◆ DIRECTION
Do not include the pictures; repeat the rest of the data exactly.

[START OF RECORDS SHOWN]

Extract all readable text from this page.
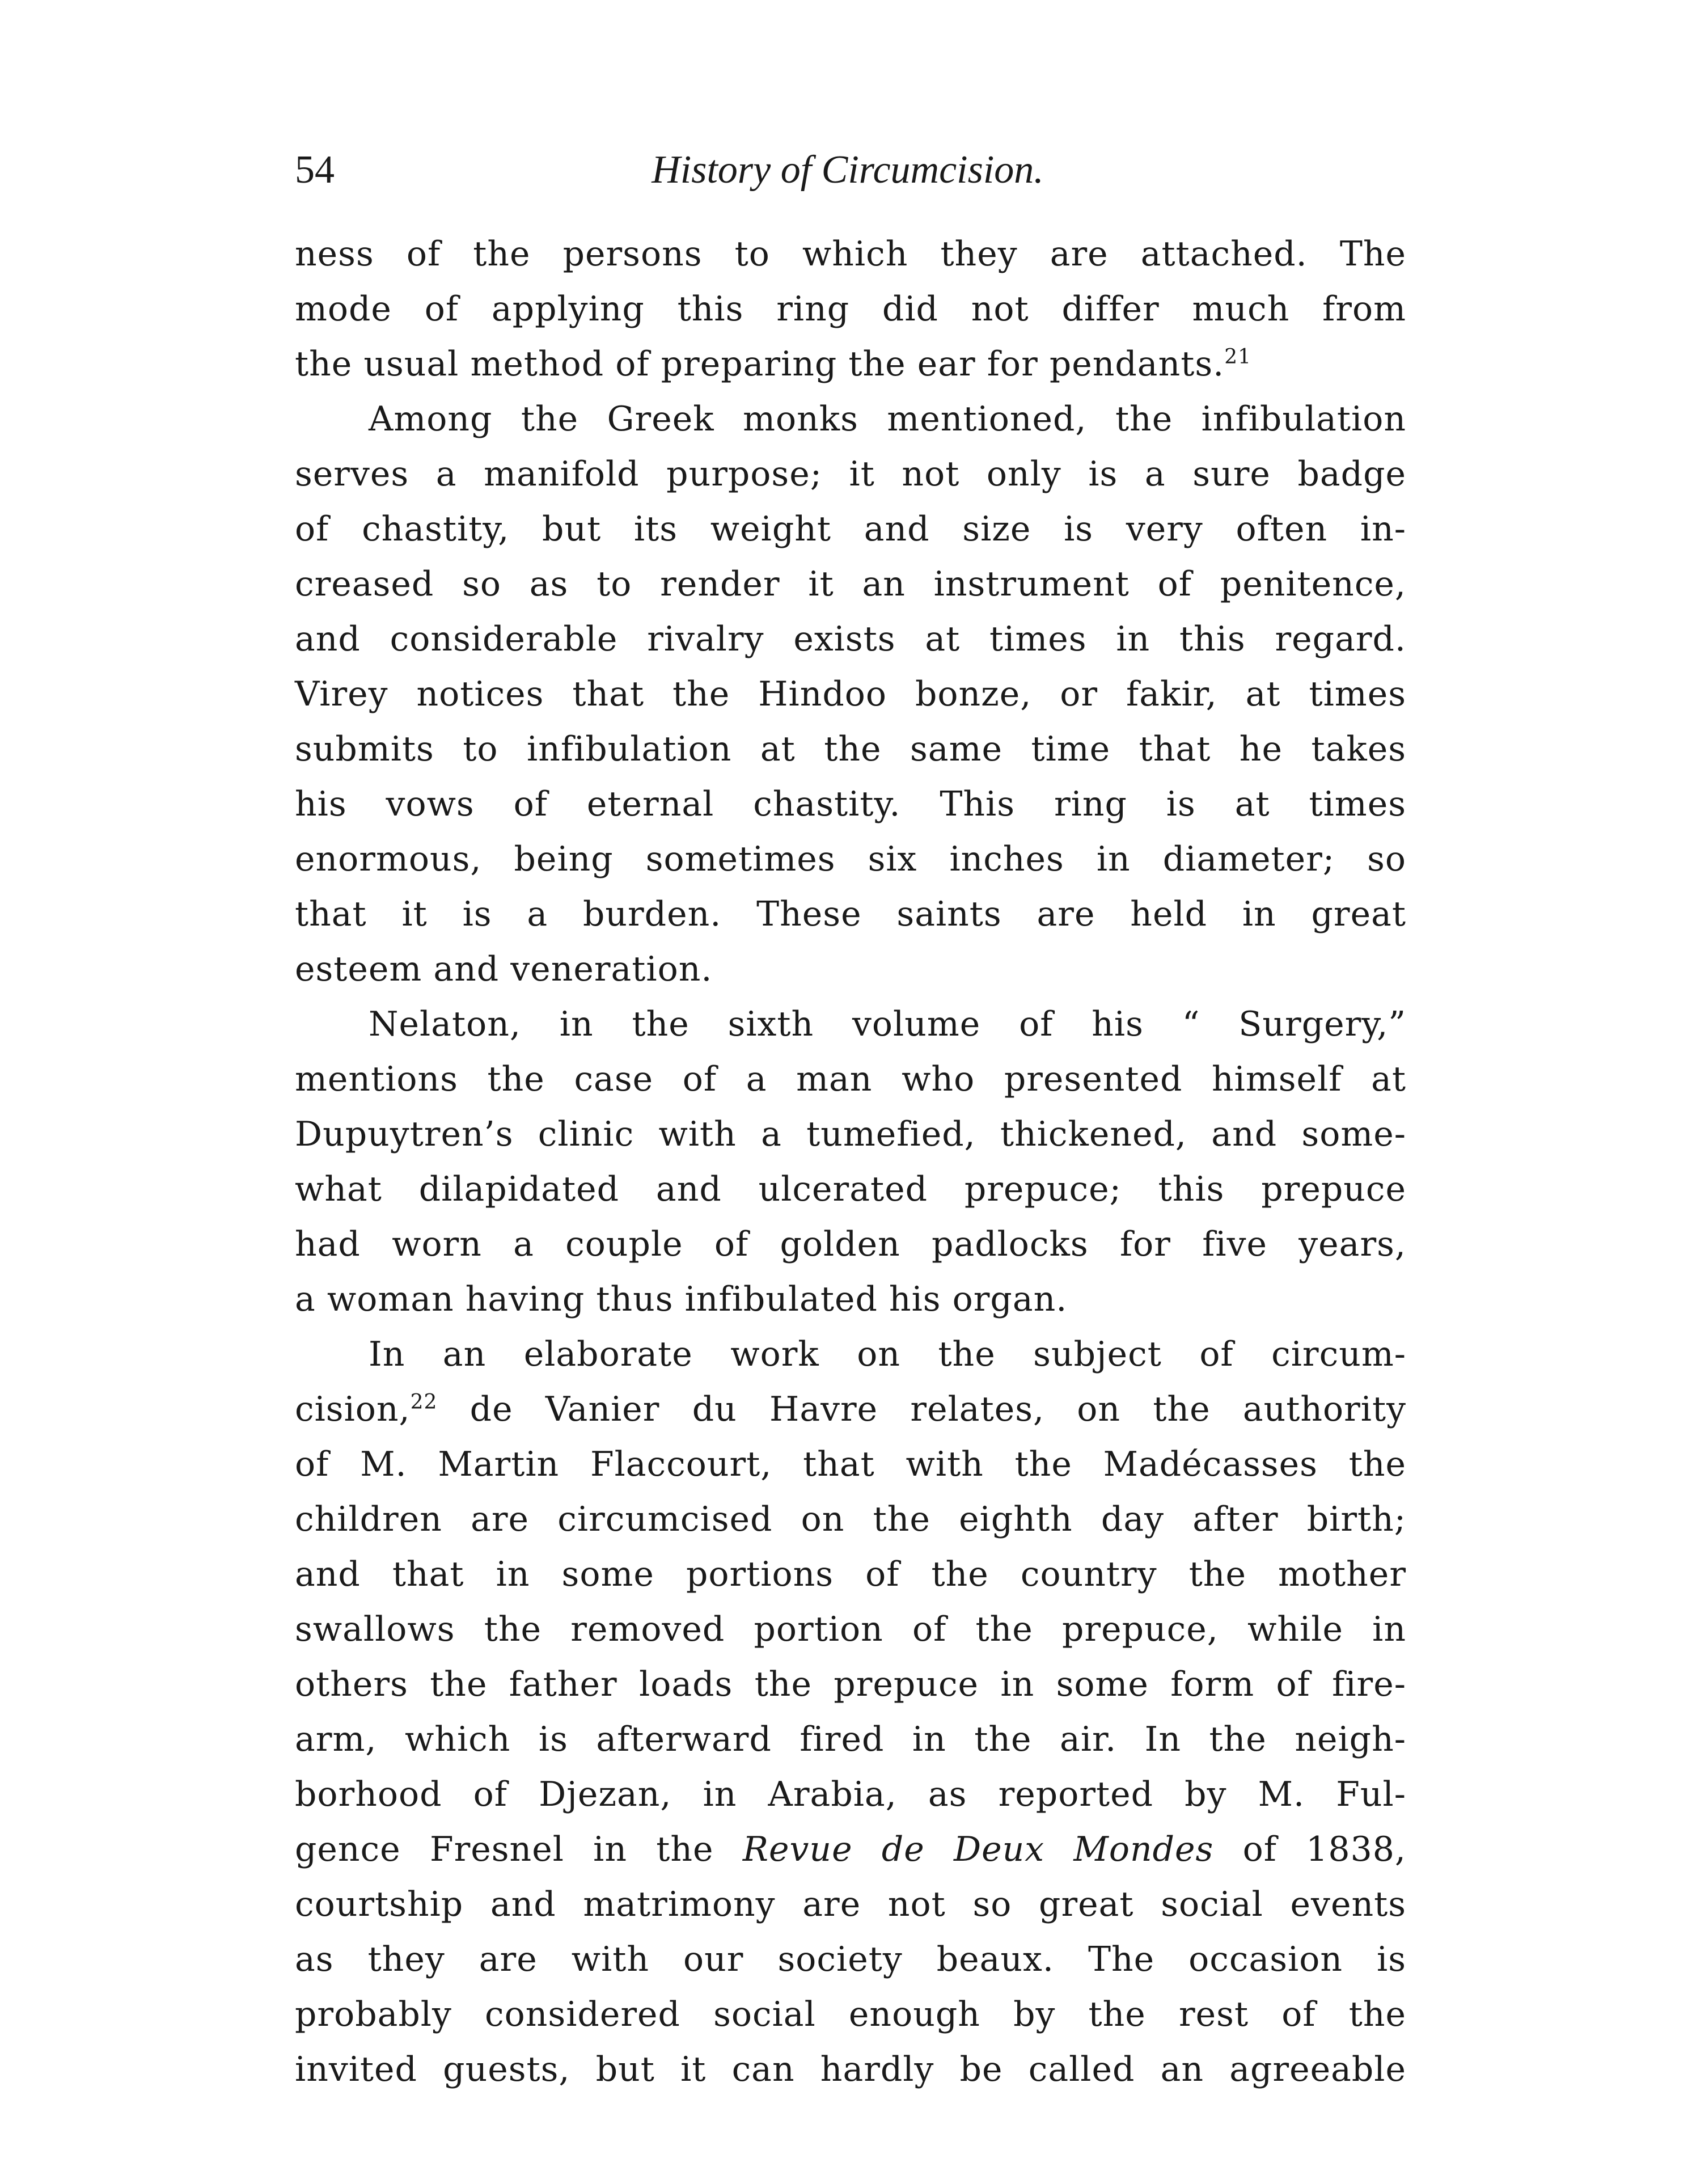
54	History of Circumcision.
ness of the persons to which they are attached. The
mode of applying this ring did not differ much from
the usual method of preparing the ear for pendants.$^{21}$
Among the Greek monks mentioned, the infibulation
serves a manifold purpose; it not only is a sure badge
of chastity, but its weight and size is very often in-
creased so as to render it an instrument of penitence,
and considerable rivalry exists at times in this regard.
Virey notices that the Hindoo bonze, or fakir, at times
submits to infibulation at the same time that he takes
his vows of eternal chastity. This ring is at times
enormous, being sometimes six inches in diameter; so
that it is a burden. These saints are held in great
esteem and veneration.
Nelaton, in the sixth volume of his “ Surgery,”
mentions the case of a man who presented himself at
Dupuytren’s clinic with a tumefied, thickened, and some-
what dilapidated and ulcerated prepuce; this prepuce
had worn a couple of golden padlocks for five years,
a woman having thus infibulated his organ.
In an elaborate work on the subject of circum-
cision,$^{22}$ de Vanier du Havre relates, on the authority
of M. Martin Flaccourt, that with the Madécasses the
children are circumcised on the eighth day after birth;
and that in some portions of the country the mother
swallows the removed portion of the prepuce, while in
others the father loads the prepuce in some form of fire-
arm, which is afterward fired in the air. In the neigh-
borhood of Djezan, in Arabia, as reported by M. Ful-
gence Fresnel in the Revue de Deux Mondes of 1838,
courtship and matrimony are not so great social events
as they are with our society beaux. The occasion is
probably considered social enough by the rest of the
invited guests, but it can hardly be called an agreeable
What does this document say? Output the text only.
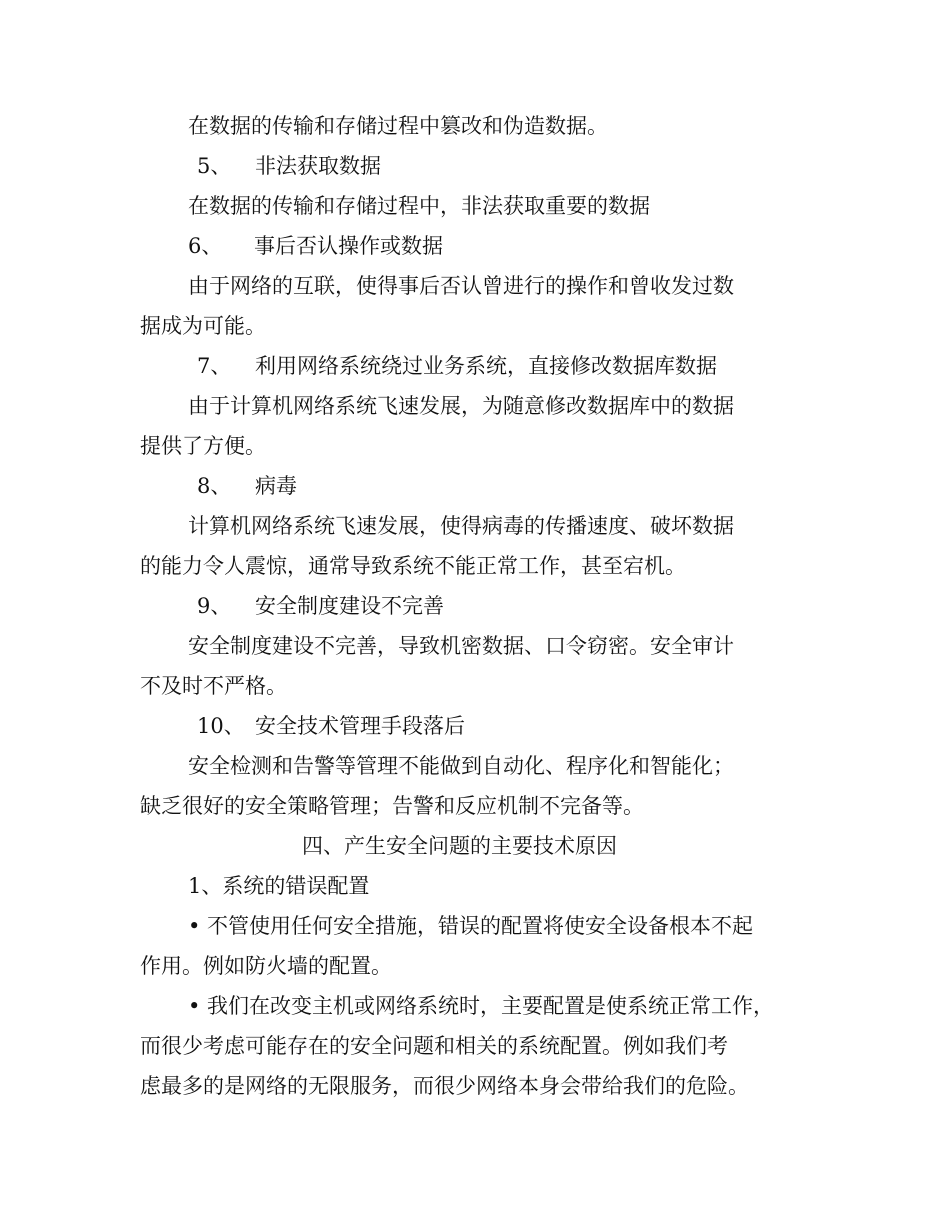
在数据的传输和存储过程中篡改和伪造数据。
5、 非法获取数据
在数据的传输和存储过程中，非法获取重要的数据
6、 事后否认操作或数据
由于网络的互联，使得事后否认曾进行的操作和曾收发过数
据成为可能。
7、 利用网络系统绕过业务系统，直接修改数据库数据
由于计算机网络系统飞速发展，为随意修改数据库中的数据
提供了方便。
8、 病毒
计算机网络系统飞速发展，使得病毒的传播速度、破坏数据
的能力令人震惊，通常导致系统不能正常工作，甚至宕机。
9、 安全制度建设不完善
安全制度建设不完善，导致机密数据、口令窃密。安全审计
不及时不严格。
10、 安全技术管理手段落后
安全检测和告警等管理不能做到自动化、程序化和智能化；
缺乏很好的安全策略管理；告警和反应机制不完备等。
四、产生安全问题的主要技术原因
1、系统的错误配置
• 不管使用任何安全措施，错误的配置将使安全设备根本不起
作用。例如防火墙的配置。
• 我们在改变主机或网络系统时，主要配置是使系统正常工作，
而很少考虑可能存在的安全问题和相关的系统配置。例如我们考
虑最多的是网络的无限服务，而很少网络本身会带给我们的危险。
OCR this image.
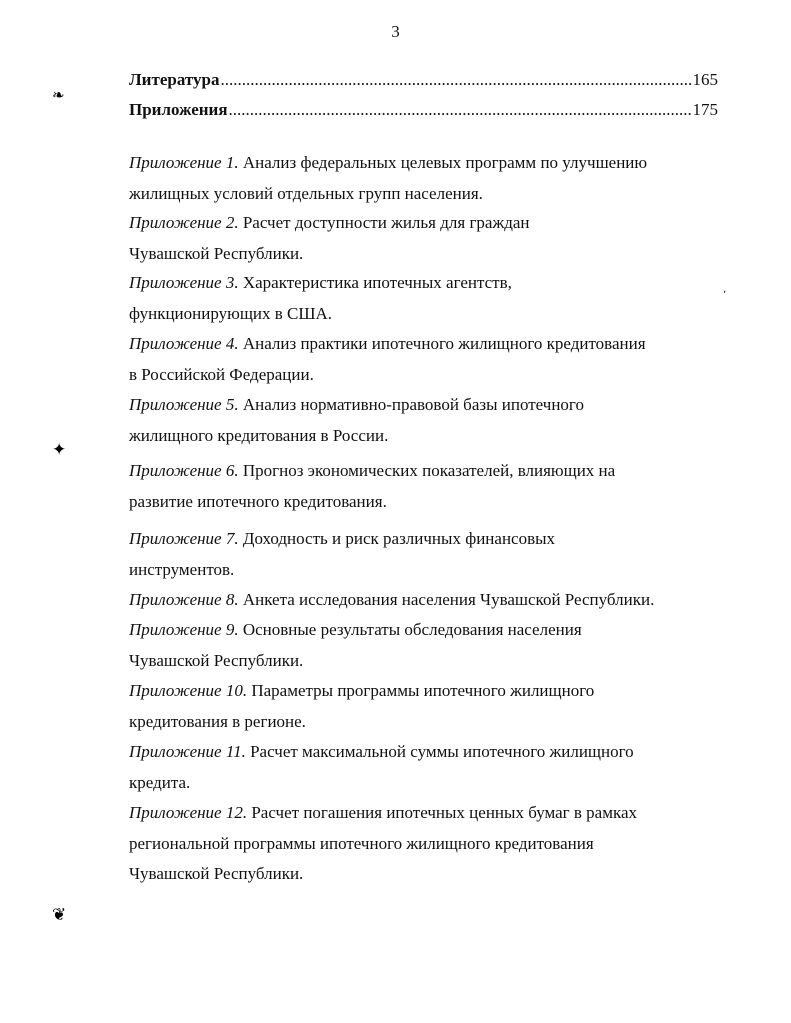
3
❧
✦
❦
ʼ
Литература .....	165
Приложения .....	175
Приложение 1. Анализ федеральных целевых программ по улучшению
жилищных условий отдельных групп населения.
Приложение 2. Расчет доступности жилья для граждан
Чувашской Республики.
Приложение 3. Характеристика ипотечных агентств,
функционирующих в США.
Приложение 4. Анализ практики ипотечного жилищного кредитования
в Российской Федерации.
Приложение 5. Анализ нормативно-правовой базы ипотечного
жилищного кредитования в России.
Приложение 6. Прогноз экономических показателей, влияющих на
развитие ипотечного кредитования.
Приложение 7. Доходность и риск различных финансовых
инструментов.
Приложение 8. Анкета исследования населения Чувашской Республики.
Приложение 9. Основные результаты обследования населения
Чувашской Республики.
Приложение 10. Параметры программы ипотечного жилищного
кредитования в регионе.
Приложение 11. Расчет максимальной суммы ипотечного жилищного
кредита.
Приложение 12. Расчет погашения ипотечных ценных бумаг в рамках
региональной программы ипотечного жилищного кредитования
Чувашской Республики.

[END OF RECORDS SHOWN]

◆ REPLY TO THE TASK
Extract all readable text from this page.
54	History of Circumcision.
ness of the persons to which they are attached. The
mode of applying this ring did not differ much from
the usual method of preparing the ear for pendants.$^{21}$
Among the Greek monks mentioned, the infibulation
serves a manifold purpose; it not only is a sure badge
of chastity, but its weight and size is very often in-
creased so as to render it an instrument of penitence,
and considerable rivalry exists at times in this regard.
Virey notices that the Hindoo bonze, or fakir, at times
submits to infibulation at the same time that he takes
his vows of eternal chastity. This ring is at times
enormous, being sometimes six inches in diameter; so
that it is a burden. These saints are held in great
esteem and veneration.
Nelaton, in the sixth volume of his “ Surgery,”
mentions the case of a man who presented himself at
Dupuytren’s clinic with a tumefied, thickened, and some-
what dilapidated and ulcerated prepuce; this prepuce
had worn a couple of golden padlocks for five years,
a woman having thus infibulated his organ.
In an elaborate work on the subject of circum-
cision,$^{22}$ de Vanier du Havre relates, on the authority
of M. Martin Flaccourt, that with the Madécasses the
children are circumcised on the eighth day after birth;
and that in some portions of the country the mother
swallows the removed portion of the prepuce, while in
others the father loads the prepuce in some form of fire-
arm, which is afterward fired in the air. In the neigh-
borhood of Djezan, in Arabia, as reported by M. Ful-
gence Fresnel in the Revue de Deux Mondes of 1838,
courtship and matrimony are not so great social events
as they are with our society beaux. The occasion is
probably considered social enough by the rest of the
invited guests, but it can hardly be called an agreeable
What does this document say? Output the text only.
在数据的传输和存储过程中篡改和伪造数据。
5、 非法获取数据
在数据的传输和存储过程中，非法获取重要的数据
6、 事后否认操作或数据
由于网络的互联，使得事后否认曾进行的操作和曾收发过数
据成为可能。
7、 利用网络系统绕过业务系统，直接修改数据库数据
由于计算机网络系统飞速发展，为随意修改数据库中的数据
提供了方便。
8、 病毒
计算机网络系统飞速发展，使得病毒的传播速度、破坏数据
的能力令人震惊，通常导致系统不能正常工作，甚至宕机。
9、 安全制度建设不完善
安全制度建设不完善，导致机密数据、口令窃密。安全审计
不及时不严格。
10、 安全技术管理手段落后
安全检测和告警等管理不能做到自动化、程序化和智能化；
缺乏很好的安全策略管理；告警和反应机制不完备等。
四、产生安全问题的主要技术原因
1、系统的错误配置
• 不管使用任何安全措施，错误的配置将使安全设备根本不起
作用。例如防火墙的配置。
• 我们在改变主机或网络系统时，主要配置是使系统正常工作，
而很少考虑可能存在的安全问题和相关的系统配置。例如我们考
虑最多的是网络的无限服务，而很少网络本身会带给我们的危险。
OCR this image.
3
❧
✦
❦
ʼ
Литература .....	165
Приложения .....	175
Приложение 1. Анализ федеральных целевых программ по улучшению
жилищных условий отдельных групп населения.
Приложение 2. Расчет доступности жилья для граждан
Чувашской Республики.
Приложение 3. Характеристика ипотечных агентств,
функционирующих в США.
Приложение 4. Анализ практики ипотечного жилищного кредитования
в Российской Федерации.
Приложение 5. Анализ нормативно-правовой базы ипотечного
жилищного кредитования в России.
Приложение 6. Прогноз экономических показателей, влияющих на
развитие ипотечного кредитования.
Приложение 7. Доходность и риск различных финансовых
инструментов.
Приложение 8. Анкета исследования населения Чувашской Республики.
Приложение 9. Основные результаты обследования населения
Чувашской Республики.
Приложение 10. Параметры программы ипотечного жилищного
кредитования в регионе.
Приложение 11. Расчет максимальной суммы ипотечного жилищного
кредита.
Приложение 12. Расчет погашения ипотечных ценных бумаг в рамках
региональной программы ипотечного жилищного кредитования
Чувашской Республики.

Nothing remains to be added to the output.